> Input rows:
** START **
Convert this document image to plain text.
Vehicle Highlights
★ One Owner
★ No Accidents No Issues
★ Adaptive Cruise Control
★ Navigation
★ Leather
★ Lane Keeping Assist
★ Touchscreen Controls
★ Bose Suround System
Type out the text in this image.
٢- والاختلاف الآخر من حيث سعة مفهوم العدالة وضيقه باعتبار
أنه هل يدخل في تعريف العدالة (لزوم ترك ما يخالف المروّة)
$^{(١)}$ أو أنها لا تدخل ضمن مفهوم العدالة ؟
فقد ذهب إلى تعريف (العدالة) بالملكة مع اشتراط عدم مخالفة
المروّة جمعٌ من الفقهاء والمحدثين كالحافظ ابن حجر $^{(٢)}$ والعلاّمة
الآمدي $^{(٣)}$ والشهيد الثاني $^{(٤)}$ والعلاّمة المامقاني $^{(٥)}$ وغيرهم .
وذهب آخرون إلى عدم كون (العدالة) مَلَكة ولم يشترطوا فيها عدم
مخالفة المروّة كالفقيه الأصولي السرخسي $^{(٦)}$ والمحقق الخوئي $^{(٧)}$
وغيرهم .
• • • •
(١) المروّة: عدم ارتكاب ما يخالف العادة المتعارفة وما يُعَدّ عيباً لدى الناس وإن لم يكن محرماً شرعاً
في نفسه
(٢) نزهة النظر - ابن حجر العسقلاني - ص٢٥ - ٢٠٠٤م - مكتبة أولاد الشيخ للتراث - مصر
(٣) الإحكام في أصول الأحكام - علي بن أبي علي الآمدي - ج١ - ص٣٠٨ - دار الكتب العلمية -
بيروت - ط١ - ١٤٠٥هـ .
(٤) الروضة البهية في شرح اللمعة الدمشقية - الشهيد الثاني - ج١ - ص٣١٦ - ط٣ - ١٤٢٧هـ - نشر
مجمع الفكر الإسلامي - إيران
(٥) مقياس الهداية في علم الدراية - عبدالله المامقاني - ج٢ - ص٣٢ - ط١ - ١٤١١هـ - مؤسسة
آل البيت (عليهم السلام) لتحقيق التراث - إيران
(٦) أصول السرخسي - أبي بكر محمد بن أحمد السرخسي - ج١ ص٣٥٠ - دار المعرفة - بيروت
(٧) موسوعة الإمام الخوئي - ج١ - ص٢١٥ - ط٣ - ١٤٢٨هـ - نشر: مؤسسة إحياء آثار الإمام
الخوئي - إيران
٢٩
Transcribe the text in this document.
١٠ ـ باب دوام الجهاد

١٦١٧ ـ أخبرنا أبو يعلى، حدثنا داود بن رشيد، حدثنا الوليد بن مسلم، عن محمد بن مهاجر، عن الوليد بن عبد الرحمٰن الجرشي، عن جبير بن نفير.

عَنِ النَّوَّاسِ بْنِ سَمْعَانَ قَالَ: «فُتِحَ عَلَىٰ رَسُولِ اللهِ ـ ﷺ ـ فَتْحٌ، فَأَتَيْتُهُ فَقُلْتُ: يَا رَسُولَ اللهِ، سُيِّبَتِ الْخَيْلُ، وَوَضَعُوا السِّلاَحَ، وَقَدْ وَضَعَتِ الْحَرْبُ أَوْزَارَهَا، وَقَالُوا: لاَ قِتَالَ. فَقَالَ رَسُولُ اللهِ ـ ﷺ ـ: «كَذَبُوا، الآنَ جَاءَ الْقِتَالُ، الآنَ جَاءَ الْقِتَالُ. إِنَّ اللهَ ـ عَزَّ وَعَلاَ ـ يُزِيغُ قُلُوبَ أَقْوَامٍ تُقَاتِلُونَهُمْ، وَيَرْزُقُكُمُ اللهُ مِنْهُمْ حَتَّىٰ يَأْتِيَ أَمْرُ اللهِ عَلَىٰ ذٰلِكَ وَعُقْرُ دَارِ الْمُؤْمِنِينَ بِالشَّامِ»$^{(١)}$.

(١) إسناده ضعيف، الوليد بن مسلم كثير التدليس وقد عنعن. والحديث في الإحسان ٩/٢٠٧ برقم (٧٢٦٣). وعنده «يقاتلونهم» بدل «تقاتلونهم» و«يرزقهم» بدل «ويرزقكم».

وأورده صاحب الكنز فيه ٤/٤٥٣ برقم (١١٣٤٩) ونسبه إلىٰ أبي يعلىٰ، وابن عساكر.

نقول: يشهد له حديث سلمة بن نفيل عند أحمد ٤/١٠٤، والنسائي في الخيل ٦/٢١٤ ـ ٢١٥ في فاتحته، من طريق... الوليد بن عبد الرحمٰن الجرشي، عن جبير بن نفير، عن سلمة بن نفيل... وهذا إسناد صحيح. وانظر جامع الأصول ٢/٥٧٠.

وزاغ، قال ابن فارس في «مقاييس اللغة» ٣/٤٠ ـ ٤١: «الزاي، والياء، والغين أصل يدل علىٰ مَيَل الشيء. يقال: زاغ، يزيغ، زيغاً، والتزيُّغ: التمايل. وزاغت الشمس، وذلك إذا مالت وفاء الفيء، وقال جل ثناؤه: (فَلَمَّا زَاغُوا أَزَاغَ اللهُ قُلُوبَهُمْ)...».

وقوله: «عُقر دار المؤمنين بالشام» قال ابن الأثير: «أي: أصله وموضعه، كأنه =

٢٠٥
** END **
> Objective:
Return each entry from the material above exactly as it appears.

> Answer to the problem:
Convert this document image to plain text.
Vehicle Highlights
★ One Owner
★ No Accidents No Issues
★ Adaptive Cruise Control
★ Navigation
★ Leather
★ Lane Keeping Assist
★ Touchscreen Controls
★ Bose Suround System
Type out the text in this image.
٢- والاختلاف الآخر من حيث سعة مفهوم العدالة وضيقه باعتبار
أنه هل يدخل في تعريف العدالة (لزوم ترك ما يخالف المروّة)
$^{(١)}$ أو أنها لا تدخل ضمن مفهوم العدالة ؟
فقد ذهب إلى تعريف (العدالة) بالملكة مع اشتراط عدم مخالفة
المروّة جمعٌ من الفقهاء والمحدثين كالحافظ ابن حجر $^{(٢)}$ والعلاّمة
الآمدي $^{(٣)}$ والشهيد الثاني $^{(٤)}$ والعلاّمة المامقاني $^{(٥)}$ وغيرهم .
وذهب آخرون إلى عدم كون (العدالة) مَلَكة ولم يشترطوا فيها عدم
مخالفة المروّة كالفقيه الأصولي السرخسي $^{(٦)}$ والمحقق الخوئي $^{(٧)}$
وغيرهم .
• • • •
(١) المروّة: عدم ارتكاب ما يخالف العادة المتعارفة وما يُعَدّ عيباً لدى الناس وإن لم يكن محرماً شرعاً
في نفسه
(٢) نزهة النظر - ابن حجر العسقلاني - ص٢٥ - ٢٠٠٤م - مكتبة أولاد الشيخ للتراث - مصر
(٣) الإحكام في أصول الأحكام - علي بن أبي علي الآمدي - ج١ - ص٣٠٨ - دار الكتب العلمية -
بيروت - ط١ - ١٤٠٥هـ .
(٤) الروضة البهية في شرح اللمعة الدمشقية - الشهيد الثاني - ج١ - ص٣١٦ - ط٣ - ١٤٢٧هـ - نشر
مجمع الفكر الإسلامي - إيران
(٥) مقياس الهداية في علم الدراية - عبدالله المامقاني - ج٢ - ص٣٢ - ط١ - ١٤١١هـ - مؤسسة
آل البيت (عليهم السلام) لتحقيق التراث - إيران
(٦) أصول السرخسي - أبي بكر محمد بن أحمد السرخسي - ج١ ص٣٥٠ - دار المعرفة - بيروت
(٧) موسوعة الإمام الخوئي - ج١ - ص٢١٥ - ط٣ - ١٤٢٨هـ - نشر: مؤسسة إحياء آثار الإمام
الخوئي - إيران
٢٩
Transcribe the text in this document.
١٠ ـ باب دوام الجهاد

١٦١٧ ـ أخبرنا أبو يعلى، حدثنا داود بن رشيد، حدثنا الوليد بن مسلم، عن محمد بن مهاجر، عن الوليد بن عبد الرحمٰن الجرشي، عن جبير بن نفير.

عَنِ النَّوَّاسِ بْنِ سَمْعَانَ قَالَ: «فُتِحَ عَلَىٰ رَسُولِ اللهِ ـ ﷺ ـ فَتْحٌ، فَأَتَيْتُهُ فَقُلْتُ: يَا رَسُولَ اللهِ، سُيِّبَتِ الْخَيْلُ، وَوَضَعُوا السِّلاَحَ، وَقَدْ وَضَعَتِ الْحَرْبُ أَوْزَارَهَا، وَقَالُوا: لاَ قِتَالَ. فَقَالَ رَسُولُ اللهِ ـ ﷺ ـ: «كَذَبُوا، الآنَ جَاءَ الْقِتَالُ، الآنَ جَاءَ الْقِتَالُ. إِنَّ اللهَ ـ عَزَّ وَعَلاَ ـ يُزِيغُ قُلُوبَ أَقْوَامٍ تُقَاتِلُونَهُمْ، وَيَرْزُقُكُمُ اللهُ مِنْهُمْ حَتَّىٰ يَأْتِيَ أَمْرُ اللهِ عَلَىٰ ذٰلِكَ وَعُقْرُ دَارِ الْمُؤْمِنِينَ بِالشَّامِ»$^{(١)}$.

(١) إسناده ضعيف، الوليد بن مسلم كثير التدليس وقد عنعن. والحديث في الإحسان ٩/٢٠٧ برقم (٧٢٦٣). وعنده «يقاتلونهم» بدل «تقاتلونهم» و«يرزقهم» بدل «ويرزقكم».

وأورده صاحب الكنز فيه ٤/٤٥٣ برقم (١١٣٤٩) ونسبه إلىٰ أبي يعلىٰ، وابن عساكر.

نقول: يشهد له حديث سلمة بن نفيل عند أحمد ٤/١٠٤، والنسائي في الخيل ٦/٢١٤ ـ ٢١٥ في فاتحته، من طريق... الوليد بن عبد الرحمٰن الجرشي، عن جبير بن نفير، عن سلمة بن نفيل... وهذا إسناد صحيح. وانظر جامع الأصول ٢/٥٧٠.

وزاغ، قال ابن فارس في «مقاييس اللغة» ٣/٤٠ ـ ٤١: «الزاي، والياء، والغين أصل يدل علىٰ مَيَل الشيء. يقال: زاغ، يزيغ، زيغاً، والتزيُّغ: التمايل. وزاغت الشمس، وذلك إذا مالت وفاء الفيء، وقال جل ثناؤه: (فَلَمَّا زَاغُوا أَزَاغَ اللهُ قُلُوبَهُمْ)...».

وقوله: «عُقر دار المؤمنين بالشام» قال ابن الأثير: «أي: أصله وموضعه، كأنه =

٢٠٥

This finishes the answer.